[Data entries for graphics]
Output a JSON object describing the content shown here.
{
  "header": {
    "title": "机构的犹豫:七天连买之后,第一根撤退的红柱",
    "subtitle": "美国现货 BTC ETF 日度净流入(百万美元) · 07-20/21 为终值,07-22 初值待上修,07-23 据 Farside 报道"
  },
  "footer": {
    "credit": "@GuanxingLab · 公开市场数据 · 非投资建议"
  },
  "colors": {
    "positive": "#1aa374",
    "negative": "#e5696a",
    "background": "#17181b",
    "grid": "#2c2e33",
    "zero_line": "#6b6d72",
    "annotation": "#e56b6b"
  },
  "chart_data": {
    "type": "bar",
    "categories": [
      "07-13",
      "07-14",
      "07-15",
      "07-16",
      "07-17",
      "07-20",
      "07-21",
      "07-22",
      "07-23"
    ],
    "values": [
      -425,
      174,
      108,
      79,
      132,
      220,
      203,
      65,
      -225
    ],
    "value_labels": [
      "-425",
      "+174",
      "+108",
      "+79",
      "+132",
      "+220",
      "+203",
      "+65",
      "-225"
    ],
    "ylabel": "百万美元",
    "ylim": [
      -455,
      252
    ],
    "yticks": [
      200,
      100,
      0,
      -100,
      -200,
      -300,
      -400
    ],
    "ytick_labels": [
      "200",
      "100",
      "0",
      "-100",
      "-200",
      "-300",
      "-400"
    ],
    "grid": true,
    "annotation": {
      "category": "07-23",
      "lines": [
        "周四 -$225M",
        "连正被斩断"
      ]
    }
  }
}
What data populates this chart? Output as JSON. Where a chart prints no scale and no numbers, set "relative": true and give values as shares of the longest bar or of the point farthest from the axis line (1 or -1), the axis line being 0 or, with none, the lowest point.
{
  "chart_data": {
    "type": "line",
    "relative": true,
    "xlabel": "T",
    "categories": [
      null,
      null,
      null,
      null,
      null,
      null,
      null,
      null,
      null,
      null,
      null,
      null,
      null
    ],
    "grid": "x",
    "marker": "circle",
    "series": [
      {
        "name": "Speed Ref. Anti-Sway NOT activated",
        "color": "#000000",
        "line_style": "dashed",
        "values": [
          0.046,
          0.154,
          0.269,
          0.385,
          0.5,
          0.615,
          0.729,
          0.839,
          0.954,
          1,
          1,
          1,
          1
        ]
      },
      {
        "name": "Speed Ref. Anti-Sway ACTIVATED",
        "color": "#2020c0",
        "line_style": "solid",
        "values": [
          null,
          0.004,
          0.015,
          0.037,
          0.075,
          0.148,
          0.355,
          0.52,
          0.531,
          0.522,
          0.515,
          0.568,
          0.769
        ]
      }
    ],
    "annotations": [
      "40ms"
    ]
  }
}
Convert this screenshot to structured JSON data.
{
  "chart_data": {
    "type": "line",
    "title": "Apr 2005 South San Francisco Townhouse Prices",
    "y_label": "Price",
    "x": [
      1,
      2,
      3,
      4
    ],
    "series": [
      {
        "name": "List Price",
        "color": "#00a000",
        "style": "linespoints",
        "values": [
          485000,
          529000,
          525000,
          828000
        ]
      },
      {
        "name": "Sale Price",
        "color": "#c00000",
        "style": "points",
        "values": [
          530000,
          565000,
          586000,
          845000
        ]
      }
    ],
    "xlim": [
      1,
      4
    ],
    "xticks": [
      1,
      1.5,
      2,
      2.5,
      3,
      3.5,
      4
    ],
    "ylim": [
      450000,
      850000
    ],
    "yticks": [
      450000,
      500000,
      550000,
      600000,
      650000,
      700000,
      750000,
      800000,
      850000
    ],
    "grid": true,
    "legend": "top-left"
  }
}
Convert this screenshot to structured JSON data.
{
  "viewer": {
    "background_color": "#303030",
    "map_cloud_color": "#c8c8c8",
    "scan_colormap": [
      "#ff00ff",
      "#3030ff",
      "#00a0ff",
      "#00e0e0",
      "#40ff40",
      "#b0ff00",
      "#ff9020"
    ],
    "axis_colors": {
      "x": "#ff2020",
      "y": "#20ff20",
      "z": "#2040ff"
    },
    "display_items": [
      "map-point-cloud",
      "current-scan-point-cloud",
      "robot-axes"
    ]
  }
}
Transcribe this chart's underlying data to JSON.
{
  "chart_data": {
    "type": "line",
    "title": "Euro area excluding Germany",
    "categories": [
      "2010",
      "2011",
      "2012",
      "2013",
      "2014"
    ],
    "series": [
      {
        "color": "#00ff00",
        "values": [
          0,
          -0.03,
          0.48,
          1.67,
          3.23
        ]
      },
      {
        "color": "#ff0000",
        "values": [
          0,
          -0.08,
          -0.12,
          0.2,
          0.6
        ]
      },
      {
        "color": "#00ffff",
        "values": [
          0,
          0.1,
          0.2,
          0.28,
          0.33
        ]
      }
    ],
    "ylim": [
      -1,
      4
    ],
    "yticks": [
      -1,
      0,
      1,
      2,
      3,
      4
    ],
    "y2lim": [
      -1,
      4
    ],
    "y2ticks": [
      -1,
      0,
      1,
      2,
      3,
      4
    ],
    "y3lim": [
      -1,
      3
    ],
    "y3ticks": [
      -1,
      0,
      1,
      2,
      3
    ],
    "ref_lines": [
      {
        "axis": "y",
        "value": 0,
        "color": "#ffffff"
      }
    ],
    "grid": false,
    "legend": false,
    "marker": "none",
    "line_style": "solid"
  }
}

→ PROMPT: Set all of the entries down again, exactly as they were given.

→ RESULT BELOW:
Output a JSON object describing the content shown here.
{
  "header": {
    "title": "机构的犹豫:七天连买之后,第一根撤退的红柱",
    "subtitle": "美国现货 BTC ETF 日度净流入(百万美元) · 07-20/21 为终值,07-22 初值待上修,07-23 据 Farside 报道"
  },
  "footer": {
    "credit": "@GuanxingLab · 公开市场数据 · 非投资建议"
  },
  "colors": {
    "positive": "#1aa374",
    "negative": "#e5696a",
    "background": "#17181b",
    "grid": "#2c2e33",
    "zero_line": "#6b6d72",
    "annotation": "#e56b6b"
  },
  "chart_data": {
    "type": "bar",
    "categories": [
      "07-13",
      "07-14",
      "07-15",
      "07-16",
      "07-17",
      "07-20",
      "07-21",
      "07-22",
      "07-23"
    ],
    "values": [
      -425,
      174,
      108,
      79,
      132,
      220,
      203,
      65,
      -225
    ],
    "value_labels": [
      "-425",
      "+174",
      "+108",
      "+79",
      "+132",
      "+220",
      "+203",
      "+65",
      "-225"
    ],
    "ylabel": "百万美元",
    "ylim": [
      -455,
      252
    ],
    "yticks": [
      200,
      100,
      0,
      -100,
      -200,
      -300,
      -400
    ],
    "ytick_labels": [
      "200",
      "100",
      "0",
      "-100",
      "-200",
      "-300",
      "-400"
    ],
    "grid": true,
    "annotation": {
      "category": "07-23",
      "lines": [
        "周四 -$225M",
        "连正被斩断"
      ]
    }
  }
}
What data populates this chart? Output as JSON. Where a chart prints no scale and no numbers, set "relative": true and give values as shares of the longest bar or of the point farthest from the axis line (1 or -1), the axis line being 0 or, with none, the lowest point.
{
  "chart_data": {
    "type": "line",
    "relative": true,
    "xlabel": "T",
    "categories": [
      null,
      null,
      null,
      null,
      null,
      null,
      null,
      null,
      null,
      null,
      null,
      null,
      null
    ],
    "grid": "x",
    "marker": "circle",
    "series": [
      {
        "name": "Speed Ref. Anti-Sway NOT activated",
        "color": "#000000",
        "line_style": "dashed",
        "values": [
          0.046,
          0.154,
          0.269,
          0.385,
          0.5,
          0.615,
          0.729,
          0.839,
          0.954,
          1,
          1,
          1,
          1
        ]
      },
      {
        "name": "Speed Ref. Anti-Sway ACTIVATED",
        "color": "#2020c0",
        "line_style": "solid",
        "values": [
          null,
          0.004,
          0.015,
          0.037,
          0.075,
          0.148,
          0.355,
          0.52,
          0.531,
          0.522,
          0.515,
          0.568,
          0.769
        ]
      }
    ],
    "annotations": [
      "40ms"
    ]
  }
}
Convert this screenshot to structured JSON data.
{
  "chart_data": {
    "type": "line",
    "title": "Apr 2005 South San Francisco Townhouse Prices",
    "y_label": "Price",
    "x": [
      1,
      2,
      3,
      4
    ],
    "series": [
      {
        "name": "List Price",
        "color": "#00a000",
        "style": "linespoints",
        "values": [
          485000,
          529000,
          525000,
          828000
        ]
      },
      {
        "name": "Sale Price",
        "color": "#c00000",
        "style": "points",
        "values": [
          530000,
          565000,
          586000,
          845000
        ]
      }
    ],
    "xlim": [
      1,
      4
    ],
    "xticks": [
      1,
      1.5,
      2,
      2.5,
      3,
      3.5,
      4
    ],
    "ylim": [
      450000,
      850000
    ],
    "yticks": [
      450000,
      500000,
      550000,
      600000,
      650000,
      700000,
      750000,
      800000,
      850000
    ],
    "grid": true,
    "legend": "top-left"
  }
}
Convert this screenshot to structured JSON data.
{
  "viewer": {
    "background_color": "#303030",
    "map_cloud_color": "#c8c8c8",
    "scan_colormap": [
      "#ff00ff",
      "#3030ff",
      "#00a0ff",
      "#00e0e0",
      "#40ff40",
      "#b0ff00",
      "#ff9020"
    ],
    "axis_colors": {
      "x": "#ff2020",
      "y": "#20ff20",
      "z": "#2040ff"
    },
    "display_items": [
      "map-point-cloud",
      "current-scan-point-cloud",
      "robot-axes"
    ]
  }
}
Transcribe this chart's underlying data to JSON.
{
  "chart_data": {
    "type": "line",
    "title": "Euro area excluding Germany",
    "categories": [
      "2010",
      "2011",
      "2012",
      "2013",
      "2014"
    ],
    "series": [
      {
        "color": "#00ff00",
        "values": [
          0,
          -0.03,
          0.48,
          1.67,
          3.23
        ]
      },
      {
        "color": "#ff0000",
        "values": [
          0,
          -0.08,
          -0.12,
          0.2,
          0.6
        ]
      },
      {
        "color": "#00ffff",
        "values": [
          0,
          0.1,
          0.2,
          0.28,
          0.33
        ]
      }
    ],
    "ylim": [
      -1,
      4
    ],
    "yticks": [
      -1,
      0,
      1,
      2,
      3,
      4
    ],
    "y2lim": [
      -1,
      4
    ],
    "y2ticks": [
      -1,
      0,
      1,
      2,
      3,
      4
    ],
    "y3lim": [
      -1,
      3
    ],
    "y3ticks": [
      -1,
      0,
      1,
      2,
      3
    ],
    "ref_lines": [
      {
        "axis": "y",
        "value": 0,
        "color": "#ffffff"
      }
    ],
    "grid": false,
    "legend": false,
    "marker": "none",
    "line_style": "solid"
  }
}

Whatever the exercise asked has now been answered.